▸ **EXERCISE AIM**
Retype the material that follows, keeping every word as it is.

▸ **DATA FOR THIS TASK**
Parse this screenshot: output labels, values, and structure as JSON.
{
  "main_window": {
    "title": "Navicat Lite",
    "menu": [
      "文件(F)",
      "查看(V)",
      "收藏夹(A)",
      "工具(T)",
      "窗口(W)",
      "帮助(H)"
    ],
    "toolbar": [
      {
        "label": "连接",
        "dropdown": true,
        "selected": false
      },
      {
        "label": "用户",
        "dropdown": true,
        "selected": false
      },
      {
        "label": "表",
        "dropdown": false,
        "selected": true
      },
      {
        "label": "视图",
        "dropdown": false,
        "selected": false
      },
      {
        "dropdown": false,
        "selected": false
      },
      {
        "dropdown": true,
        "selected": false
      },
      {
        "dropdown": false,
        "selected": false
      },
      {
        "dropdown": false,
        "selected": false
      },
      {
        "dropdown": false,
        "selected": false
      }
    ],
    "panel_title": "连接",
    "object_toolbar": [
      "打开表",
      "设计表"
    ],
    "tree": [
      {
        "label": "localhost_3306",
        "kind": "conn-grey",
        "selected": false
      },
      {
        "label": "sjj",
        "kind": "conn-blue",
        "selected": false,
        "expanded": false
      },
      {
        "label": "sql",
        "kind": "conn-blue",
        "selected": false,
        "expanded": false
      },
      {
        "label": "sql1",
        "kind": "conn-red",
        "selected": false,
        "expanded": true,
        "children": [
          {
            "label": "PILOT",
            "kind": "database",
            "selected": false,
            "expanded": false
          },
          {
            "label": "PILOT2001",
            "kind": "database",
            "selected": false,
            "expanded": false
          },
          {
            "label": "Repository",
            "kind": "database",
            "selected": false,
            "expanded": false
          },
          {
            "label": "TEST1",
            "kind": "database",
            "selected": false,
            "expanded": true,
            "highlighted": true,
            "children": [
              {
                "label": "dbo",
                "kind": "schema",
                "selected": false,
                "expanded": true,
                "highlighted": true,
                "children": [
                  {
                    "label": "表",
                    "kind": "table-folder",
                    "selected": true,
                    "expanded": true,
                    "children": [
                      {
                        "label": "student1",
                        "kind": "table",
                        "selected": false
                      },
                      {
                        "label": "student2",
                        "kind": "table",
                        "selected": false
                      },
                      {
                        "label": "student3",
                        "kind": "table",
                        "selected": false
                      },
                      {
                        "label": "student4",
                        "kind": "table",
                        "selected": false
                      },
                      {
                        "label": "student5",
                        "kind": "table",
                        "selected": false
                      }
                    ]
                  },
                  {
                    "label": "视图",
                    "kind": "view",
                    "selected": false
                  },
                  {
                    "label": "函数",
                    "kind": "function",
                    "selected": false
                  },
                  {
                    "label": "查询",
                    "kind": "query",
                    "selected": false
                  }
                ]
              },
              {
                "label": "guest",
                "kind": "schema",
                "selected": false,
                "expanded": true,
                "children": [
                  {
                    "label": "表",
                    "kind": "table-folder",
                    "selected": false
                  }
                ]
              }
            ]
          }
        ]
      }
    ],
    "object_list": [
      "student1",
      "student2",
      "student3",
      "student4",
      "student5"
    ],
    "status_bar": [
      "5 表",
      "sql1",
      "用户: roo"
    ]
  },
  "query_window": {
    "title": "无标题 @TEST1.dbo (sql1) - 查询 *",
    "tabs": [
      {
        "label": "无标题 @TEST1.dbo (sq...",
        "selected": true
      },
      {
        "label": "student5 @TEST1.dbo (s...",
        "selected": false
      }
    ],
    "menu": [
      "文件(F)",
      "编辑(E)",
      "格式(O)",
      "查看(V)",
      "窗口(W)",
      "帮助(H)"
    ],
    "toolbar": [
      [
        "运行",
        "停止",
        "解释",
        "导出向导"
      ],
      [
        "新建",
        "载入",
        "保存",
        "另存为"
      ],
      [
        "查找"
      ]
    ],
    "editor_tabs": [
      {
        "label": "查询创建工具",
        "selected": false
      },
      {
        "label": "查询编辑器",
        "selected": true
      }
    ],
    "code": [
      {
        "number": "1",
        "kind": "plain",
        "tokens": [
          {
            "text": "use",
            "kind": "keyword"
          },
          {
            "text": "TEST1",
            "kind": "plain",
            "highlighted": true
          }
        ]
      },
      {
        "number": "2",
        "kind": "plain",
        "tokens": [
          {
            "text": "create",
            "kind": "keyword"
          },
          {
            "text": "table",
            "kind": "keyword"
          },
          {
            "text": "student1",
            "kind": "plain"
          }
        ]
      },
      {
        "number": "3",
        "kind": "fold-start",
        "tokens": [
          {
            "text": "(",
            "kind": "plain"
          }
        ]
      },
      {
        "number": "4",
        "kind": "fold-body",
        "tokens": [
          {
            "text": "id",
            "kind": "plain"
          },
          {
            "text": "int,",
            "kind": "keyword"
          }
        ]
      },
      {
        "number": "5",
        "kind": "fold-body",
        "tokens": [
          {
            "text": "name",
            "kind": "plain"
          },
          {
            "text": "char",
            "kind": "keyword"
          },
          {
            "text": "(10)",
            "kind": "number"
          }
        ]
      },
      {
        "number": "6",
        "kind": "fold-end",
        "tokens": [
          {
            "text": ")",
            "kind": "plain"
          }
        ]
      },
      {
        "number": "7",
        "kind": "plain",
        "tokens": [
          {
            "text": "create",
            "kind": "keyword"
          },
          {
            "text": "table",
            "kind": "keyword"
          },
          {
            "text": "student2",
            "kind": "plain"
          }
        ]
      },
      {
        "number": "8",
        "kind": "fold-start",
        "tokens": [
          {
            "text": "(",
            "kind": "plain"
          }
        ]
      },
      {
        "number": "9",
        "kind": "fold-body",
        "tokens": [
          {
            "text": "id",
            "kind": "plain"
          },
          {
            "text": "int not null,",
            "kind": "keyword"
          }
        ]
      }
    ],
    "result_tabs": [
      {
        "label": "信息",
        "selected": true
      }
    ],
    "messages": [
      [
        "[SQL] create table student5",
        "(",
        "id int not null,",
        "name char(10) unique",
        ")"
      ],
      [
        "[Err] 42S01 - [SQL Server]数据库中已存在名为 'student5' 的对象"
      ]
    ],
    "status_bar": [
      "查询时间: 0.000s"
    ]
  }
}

▸ **SOLUTION TO THE EXERCISE**
Parse this screenshot: output labels, values, and structure as JSON.
{
  "main_window": {
    "title": "Navicat Lite",
    "menu": [
      "文件(F)",
      "查看(V)",
      "收藏夹(A)",
      "工具(T)",
      "窗口(W)",
      "帮助(H)"
    ],
    "toolbar": [
      {
        "label": "连接",
        "dropdown": true,
        "selected": false
      },
      {
        "label": "用户",
        "dropdown": true,
        "selected": false
      },
      {
        "label": "表",
        "dropdown": false,
        "selected": true
      },
      {
        "label": "视图",
        "dropdown": false,
        "selected": false
      },
      {
        "dropdown": false,
        "selected": false
      },
      {
        "dropdown": true,
        "selected": false
      },
      {
        "dropdown": false,
        "selected": false
      },
      {
        "dropdown": false,
        "selected": false
      },
      {
        "dropdown": false,
        "selected": false
      }
    ],
    "panel_title": "连接",
    "object_toolbar": [
      "打开表",
      "设计表"
    ],
    "tree": [
      {
        "label": "localhost_3306",
        "kind": "conn-grey",
        "selected": false
      },
      {
        "label": "sjj",
        "kind": "conn-blue",
        "selected": false,
        "expanded": false
      },
      {
        "label": "sql",
        "kind": "conn-blue",
        "selected": false,
        "expanded": false
      },
      {
        "label": "sql1",
        "kind": "conn-red",
        "selected": false,
        "expanded": true,
        "children": [
          {
            "label": "PILOT",
            "kind": "database",
            "selected": false,
            "expanded": false
          },
          {
            "label": "PILOT2001",
            "kind": "database",
            "selected": false,
            "expanded": false
          },
          {
            "label": "Repository",
            "kind": "database",
            "selected": false,
            "expanded": false
          },
          {
            "label": "TEST1",
            "kind": "database",
            "selected": false,
            "expanded": true,
            "highlighted": true,
            "children": [
              {
                "label": "dbo",
                "kind": "schema",
                "selected": false,
                "expanded": true,
                "highlighted": true,
                "children": [
                  {
                    "label": "表",
                    "kind": "table-folder",
                    "selected": true,
                    "expanded": true,
                    "children": [
                      {
                        "label": "student1",
                        "kind": "table",
                        "selected": false
                      },
                      {
                        "label": "student2",
                        "kind": "table",
                        "selected": false
                      },
                      {
                        "label": "student3",
                        "kind": "table",
                        "selected": false
                      },
                      {
                        "label": "student4",
                        "kind": "table",
                        "selected": false
                      },
                      {
                        "label": "student5",
                        "kind": "table",
                        "selected": false
                      }
                    ]
                  },
                  {
                    "label": "视图",
                    "kind": "view",
                    "selected": false
                  },
                  {
                    "label": "函数",
                    "kind": "function",
                    "selected": false
                  },
                  {
                    "label": "查询",
                    "kind": "query",
                    "selected": false
                  }
                ]
              },
              {
                "label": "guest",
                "kind": "schema",
                "selected": false,
                "expanded": true,
                "children": [
                  {
                    "label": "表",
                    "kind": "table-folder",
                    "selected": false
                  }
                ]
              }
            ]
          }
        ]
      }
    ],
    "object_list": [
      "student1",
      "student2",
      "student3",
      "student4",
      "student5"
    ],
    "status_bar": [
      "5 表",
      "sql1",
      "用户: roo"
    ]
  },
  "query_window": {
    "title": "无标题 @TEST1.dbo (sql1) - 查询 *",
    "tabs": [
      {
        "label": "无标题 @TEST1.dbo (sq...",
        "selected": true
      },
      {
        "label": "student5 @TEST1.dbo (s...",
        "selected": false
      }
    ],
    "menu": [
      "文件(F)",
      "编辑(E)",
      "格式(O)",
      "查看(V)",
      "窗口(W)",
      "帮助(H)"
    ],
    "toolbar": [
      [
        "运行",
        "停止",
        "解释",
        "导出向导"
      ],
      [
        "新建",
        "载入",
        "保存",
        "另存为"
      ],
      [
        "查找"
      ]
    ],
    "editor_tabs": [
      {
        "label": "查询创建工具",
        "selected": false
      },
      {
        "label": "查询编辑器",
        "selected": true
      }
    ],
    "code": [
      {
        "number": "1",
        "kind": "plain",
        "tokens": [
          {
            "text": "use",
            "kind": "keyword"
          },
          {
            "text": "TEST1",
            "kind": "plain",
            "highlighted": true
          }
        ]
      },
      {
        "number": "2",
        "kind": "plain",
        "tokens": [
          {
            "text": "create",
            "kind": "keyword"
          },
          {
            "text": "table",
            "kind": "keyword"
          },
          {
            "text": "student1",
            "kind": "plain"
          }
        ]
      },
      {
        "number": "3",
        "kind": "fold-start",
        "tokens": [
          {
            "text": "(",
            "kind": "plain"
          }
        ]
      },
      {
        "number": "4",
        "kind": "fold-body",
        "tokens": [
          {
            "text": "id",
            "kind": "plain"
          },
          {
            "text": "int,",
            "kind": "keyword"
          }
        ]
      },
      {
        "number": "5",
        "kind": "fold-body",
        "tokens": [
          {
            "text": "name",
            "kind": "plain"
          },
          {
            "text": "char",
            "kind": "keyword"
          },
          {
            "text": "(10)",
            "kind": "number"
          }
        ]
      },
      {
        "number": "6",
        "kind": "fold-end",
        "tokens": [
          {
            "text": ")",
            "kind": "plain"
          }
        ]
      },
      {
        "number": "7",
        "kind": "plain",
        "tokens": [
          {
            "text": "create",
            "kind": "keyword"
          },
          {
            "text": "table",
            "kind": "keyword"
          },
          {
            "text": "student2",
            "kind": "plain"
          }
        ]
      },
      {
        "number": "8",
        "kind": "fold-start",
        "tokens": [
          {
            "text": "(",
            "kind": "plain"
          }
        ]
      },
      {
        "number": "9",
        "kind": "fold-body",
        "tokens": [
          {
            "text": "id",
            "kind": "plain"
          },
          {
            "text": "int not null,",
            "kind": "keyword"
          }
        ]
      }
    ],
    "result_tabs": [
      {
        "label": "信息",
        "selected": true
      }
    ],
    "messages": [
      [
        "[SQL] create table student5",
        "(",
        "id int not null,",
        "name char(10) unique",
        ")"
      ],
      [
        "[Err] 42S01 - [SQL Server]数据库中已存在名为 'student5' 的对象"
      ]
    ],
    "status_bar": [
      "查询时间: 0.000s"
    ]
  }
}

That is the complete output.